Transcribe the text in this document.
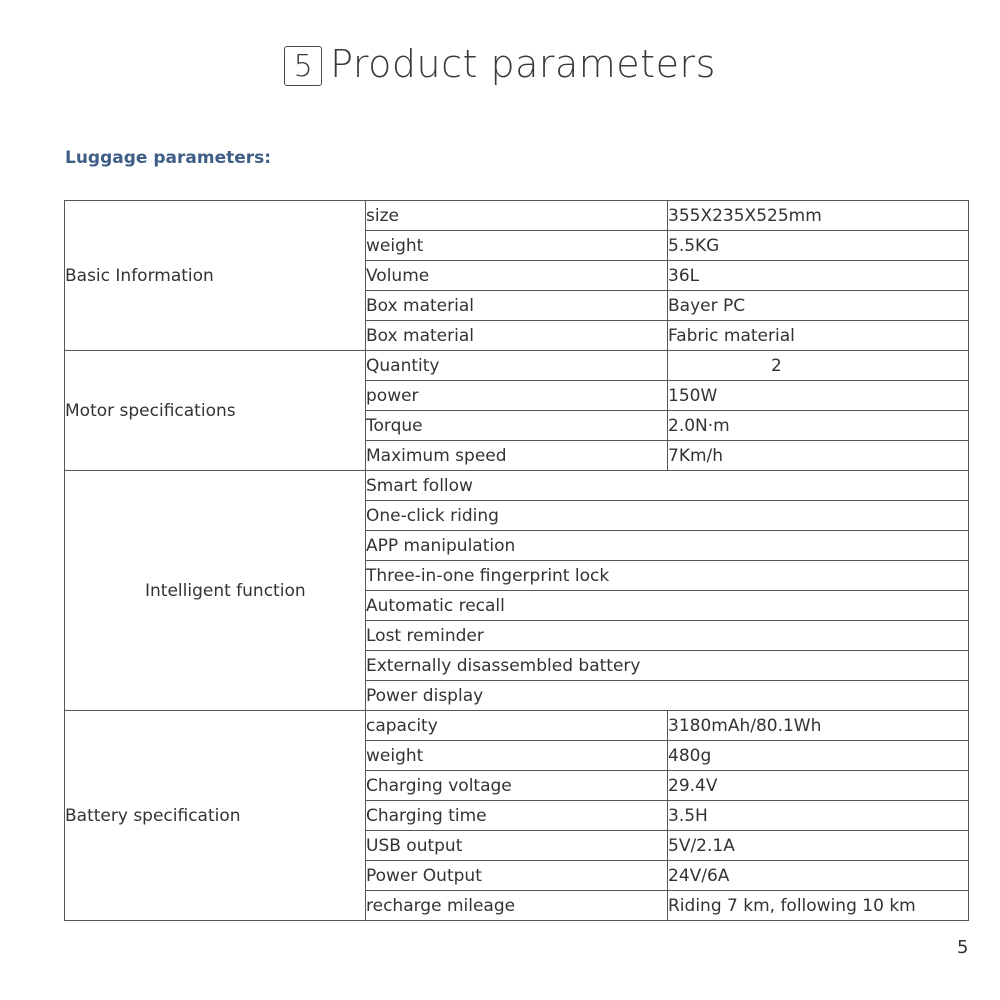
5 Product parameters
Luggage parameters:
Basic Information	size	355X235X525mm
	weight	5.5KG
	Volume	36L
	Box material	Bayer PC
	Box material	Fabric material
Motor specifications	Quantity	2
	power	150W
	Torque	2.0N·m
	Maximum speed	7Km/h
Intelligent function	Smart follow	
	One-click riding	
	APP manipulation	
	Three-in-one fingerprint lock	
	Automatic recall	
	Lost reminder	
	Externally disassembled battery	
	Power display	
Battery specification	capacity	3180mAh/80.1Wh
	weight	480g
	Charging voltage	29.4V
	Charging time	3.5H
	USB output	5V/2.1A
	Power Output	24V/6A
	recharge mileage	Riding 7 km, following 10 km
5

——————————

Work to do →
For this exercise, gather every line of the data that contains the word "Charging".

Task response →
	Charging voltage	29.4V
	Charging time	3.5H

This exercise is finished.